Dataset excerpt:

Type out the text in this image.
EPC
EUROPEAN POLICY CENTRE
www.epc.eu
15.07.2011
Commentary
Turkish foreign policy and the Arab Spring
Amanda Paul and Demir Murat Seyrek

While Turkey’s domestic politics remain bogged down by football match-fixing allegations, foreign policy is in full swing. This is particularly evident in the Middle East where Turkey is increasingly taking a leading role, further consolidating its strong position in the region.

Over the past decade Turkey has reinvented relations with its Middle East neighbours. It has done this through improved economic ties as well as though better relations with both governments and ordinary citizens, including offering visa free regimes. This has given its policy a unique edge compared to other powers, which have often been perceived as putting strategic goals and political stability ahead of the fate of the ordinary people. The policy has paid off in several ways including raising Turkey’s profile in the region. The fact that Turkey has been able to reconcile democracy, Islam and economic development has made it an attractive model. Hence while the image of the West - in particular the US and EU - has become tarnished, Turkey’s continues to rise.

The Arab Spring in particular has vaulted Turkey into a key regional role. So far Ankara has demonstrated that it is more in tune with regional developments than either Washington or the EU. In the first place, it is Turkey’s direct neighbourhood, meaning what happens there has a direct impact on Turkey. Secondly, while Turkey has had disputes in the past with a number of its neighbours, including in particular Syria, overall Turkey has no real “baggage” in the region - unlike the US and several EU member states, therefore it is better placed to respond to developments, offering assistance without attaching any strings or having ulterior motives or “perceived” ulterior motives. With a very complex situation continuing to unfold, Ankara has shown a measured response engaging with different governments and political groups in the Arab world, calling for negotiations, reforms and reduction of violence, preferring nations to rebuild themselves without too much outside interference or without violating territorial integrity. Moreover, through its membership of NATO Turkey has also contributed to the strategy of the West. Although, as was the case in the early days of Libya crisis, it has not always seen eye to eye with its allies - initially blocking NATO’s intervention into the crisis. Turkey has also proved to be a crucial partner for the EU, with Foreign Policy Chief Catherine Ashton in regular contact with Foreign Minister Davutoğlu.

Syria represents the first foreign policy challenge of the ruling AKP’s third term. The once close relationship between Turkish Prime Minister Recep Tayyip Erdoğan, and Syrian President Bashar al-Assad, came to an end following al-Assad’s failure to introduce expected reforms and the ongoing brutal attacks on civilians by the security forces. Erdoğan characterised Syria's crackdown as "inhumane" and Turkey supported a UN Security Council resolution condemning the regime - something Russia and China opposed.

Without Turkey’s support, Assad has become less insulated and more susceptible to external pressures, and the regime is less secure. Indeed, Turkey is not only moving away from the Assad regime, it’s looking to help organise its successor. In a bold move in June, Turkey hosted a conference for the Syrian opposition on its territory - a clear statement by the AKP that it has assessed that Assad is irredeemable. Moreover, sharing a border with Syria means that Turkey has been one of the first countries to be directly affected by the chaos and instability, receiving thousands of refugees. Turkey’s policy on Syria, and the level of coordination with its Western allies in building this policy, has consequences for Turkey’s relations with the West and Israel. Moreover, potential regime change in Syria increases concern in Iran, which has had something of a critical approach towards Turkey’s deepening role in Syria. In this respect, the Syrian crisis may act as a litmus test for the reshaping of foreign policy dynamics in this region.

> _STATED GOAL_: Extract the complete listing verbatim.

> _CORRECT RESPONSE_:
Type out the text in this image.
EPC
EUROPEAN POLICY CENTRE
www.epc.eu
15.07.2011
Commentary
Turkish foreign policy and the Arab Spring
Amanda Paul and Demir Murat Seyrek

While Turkey’s domestic politics remain bogged down by football match-fixing allegations, foreign policy is in full swing. This is particularly evident in the Middle East where Turkey is increasingly taking a leading role, further consolidating its strong position in the region.

Over the past decade Turkey has reinvented relations with its Middle East neighbours. It has done this through improved economic ties as well as though better relations with both governments and ordinary citizens, including offering visa free regimes. This has given its policy a unique edge compared to other powers, which have often been perceived as putting strategic goals and political stability ahead of the fate of the ordinary people. The policy has paid off in several ways including raising Turkey’s profile in the region. The fact that Turkey has been able to reconcile democracy, Islam and economic development has made it an attractive model. Hence while the image of the West - in particular the US and EU - has become tarnished, Turkey’s continues to rise.

The Arab Spring in particular has vaulted Turkey into a key regional role. So far Ankara has demonstrated that it is more in tune with regional developments than either Washington or the EU. In the first place, it is Turkey’s direct neighbourhood, meaning what happens there has a direct impact on Turkey. Secondly, while Turkey has had disputes in the past with a number of its neighbours, including in particular Syria, overall Turkey has no real “baggage” in the region - unlike the US and several EU member states, therefore it is better placed to respond to developments, offering assistance without attaching any strings or having ulterior motives or “perceived” ulterior motives. With a very complex situation continuing to unfold, Ankara has shown a measured response engaging with different governments and political groups in the Arab world, calling for negotiations, reforms and reduction of violence, preferring nations to rebuild themselves without too much outside interference or without violating territorial integrity. Moreover, through its membership of NATO Turkey has also contributed to the strategy of the West. Although, as was the case in the early days of Libya crisis, it has not always seen eye to eye with its allies - initially blocking NATO’s intervention into the crisis. Turkey has also proved to be a crucial partner for the EU, with Foreign Policy Chief Catherine Ashton in regular contact with Foreign Minister Davutoğlu.

Syria represents the first foreign policy challenge of the ruling AKP’s third term. The once close relationship between Turkish Prime Minister Recep Tayyip Erdoğan, and Syrian President Bashar al-Assad, came to an end following al-Assad’s failure to introduce expected reforms and the ongoing brutal attacks on civilians by the security forces. Erdoğan characterised Syria's crackdown as "inhumane" and Turkey supported a UN Security Council resolution condemning the regime - something Russia and China opposed.

Without Turkey’s support, Assad has become less insulated and more susceptible to external pressures, and the regime is less secure. Indeed, Turkey is not only moving away from the Assad regime, it’s looking to help organise its successor. In a bold move in June, Turkey hosted a conference for the Syrian opposition on its territory - a clear statement by the AKP that it has assessed that Assad is irredeemable. Moreover, sharing a border with Syria means that Turkey has been one of the first countries to be directly affected by the chaos and instability, receiving thousands of refugees. Turkey’s policy on Syria, and the level of coordination with its Western allies in building this policy, has consequences for Turkey’s relations with the West and Israel. Moreover, potential regime change in Syria increases concern in Iran, which has had something of a critical approach towards Turkey’s deepening role in Syria. In this respect, the Syrian crisis may act as a litmus test for the reshaping of foreign policy dynamics in this region.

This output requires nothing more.